DATA FOR PROCESSING:
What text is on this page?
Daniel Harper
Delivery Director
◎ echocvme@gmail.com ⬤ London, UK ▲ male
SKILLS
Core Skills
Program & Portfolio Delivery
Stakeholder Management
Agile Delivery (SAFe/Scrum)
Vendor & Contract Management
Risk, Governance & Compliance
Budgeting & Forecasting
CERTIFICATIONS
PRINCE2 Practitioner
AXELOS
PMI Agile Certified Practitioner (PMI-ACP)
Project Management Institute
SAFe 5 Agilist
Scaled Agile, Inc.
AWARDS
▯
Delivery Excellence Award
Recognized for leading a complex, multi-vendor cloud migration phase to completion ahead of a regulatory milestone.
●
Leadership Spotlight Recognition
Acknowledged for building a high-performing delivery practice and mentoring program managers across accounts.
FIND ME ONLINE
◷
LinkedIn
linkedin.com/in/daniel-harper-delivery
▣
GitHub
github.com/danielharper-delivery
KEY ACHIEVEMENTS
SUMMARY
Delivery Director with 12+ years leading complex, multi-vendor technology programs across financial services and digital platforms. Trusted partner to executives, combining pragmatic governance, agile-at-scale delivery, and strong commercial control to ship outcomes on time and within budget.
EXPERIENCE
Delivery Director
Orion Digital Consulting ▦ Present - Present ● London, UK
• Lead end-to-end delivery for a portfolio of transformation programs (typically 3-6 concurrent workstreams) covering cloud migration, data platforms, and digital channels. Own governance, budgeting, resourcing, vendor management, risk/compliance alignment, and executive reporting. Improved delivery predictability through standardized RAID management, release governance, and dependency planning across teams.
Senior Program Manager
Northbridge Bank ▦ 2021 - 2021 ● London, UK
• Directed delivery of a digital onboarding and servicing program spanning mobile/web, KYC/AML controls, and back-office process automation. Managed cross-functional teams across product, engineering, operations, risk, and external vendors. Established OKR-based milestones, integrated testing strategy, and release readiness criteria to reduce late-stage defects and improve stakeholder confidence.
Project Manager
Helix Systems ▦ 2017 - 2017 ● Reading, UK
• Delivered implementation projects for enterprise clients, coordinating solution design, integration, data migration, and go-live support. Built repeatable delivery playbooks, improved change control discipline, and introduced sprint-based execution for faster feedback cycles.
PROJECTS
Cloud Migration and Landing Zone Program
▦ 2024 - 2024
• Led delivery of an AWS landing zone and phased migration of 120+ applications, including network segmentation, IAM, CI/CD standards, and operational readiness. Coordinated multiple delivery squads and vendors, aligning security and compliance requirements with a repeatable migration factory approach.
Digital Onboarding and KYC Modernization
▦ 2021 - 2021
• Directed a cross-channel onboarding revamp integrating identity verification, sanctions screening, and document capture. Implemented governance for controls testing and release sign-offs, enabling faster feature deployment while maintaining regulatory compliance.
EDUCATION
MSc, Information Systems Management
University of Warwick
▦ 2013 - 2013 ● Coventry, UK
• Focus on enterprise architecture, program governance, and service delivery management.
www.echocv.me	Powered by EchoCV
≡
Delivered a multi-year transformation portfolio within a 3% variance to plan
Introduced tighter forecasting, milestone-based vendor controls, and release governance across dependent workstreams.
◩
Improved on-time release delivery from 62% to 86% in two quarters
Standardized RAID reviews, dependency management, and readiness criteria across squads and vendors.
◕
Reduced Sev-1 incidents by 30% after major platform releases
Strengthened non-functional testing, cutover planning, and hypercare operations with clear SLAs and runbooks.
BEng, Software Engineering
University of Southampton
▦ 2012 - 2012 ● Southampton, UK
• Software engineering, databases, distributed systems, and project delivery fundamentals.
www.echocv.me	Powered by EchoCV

SET TASK: Keep only those lines of the records that hold "functional", and return them.

REPLY:
• Directed delivery of a digital onboarding and servicing program spanning mobile/web, KYC/AML controls, and back-office process automation. Managed cross-functional teams across product, engineering, operations, risk, and external vendors. Established OKR-based milestones, integrated testing strategy, and release readiness criteria to reduce late-stage defects and improve stakeholder confidence.
Strengthened non-functional testing, cutover planning, and hypercare operations with clear SLAs and runbooks.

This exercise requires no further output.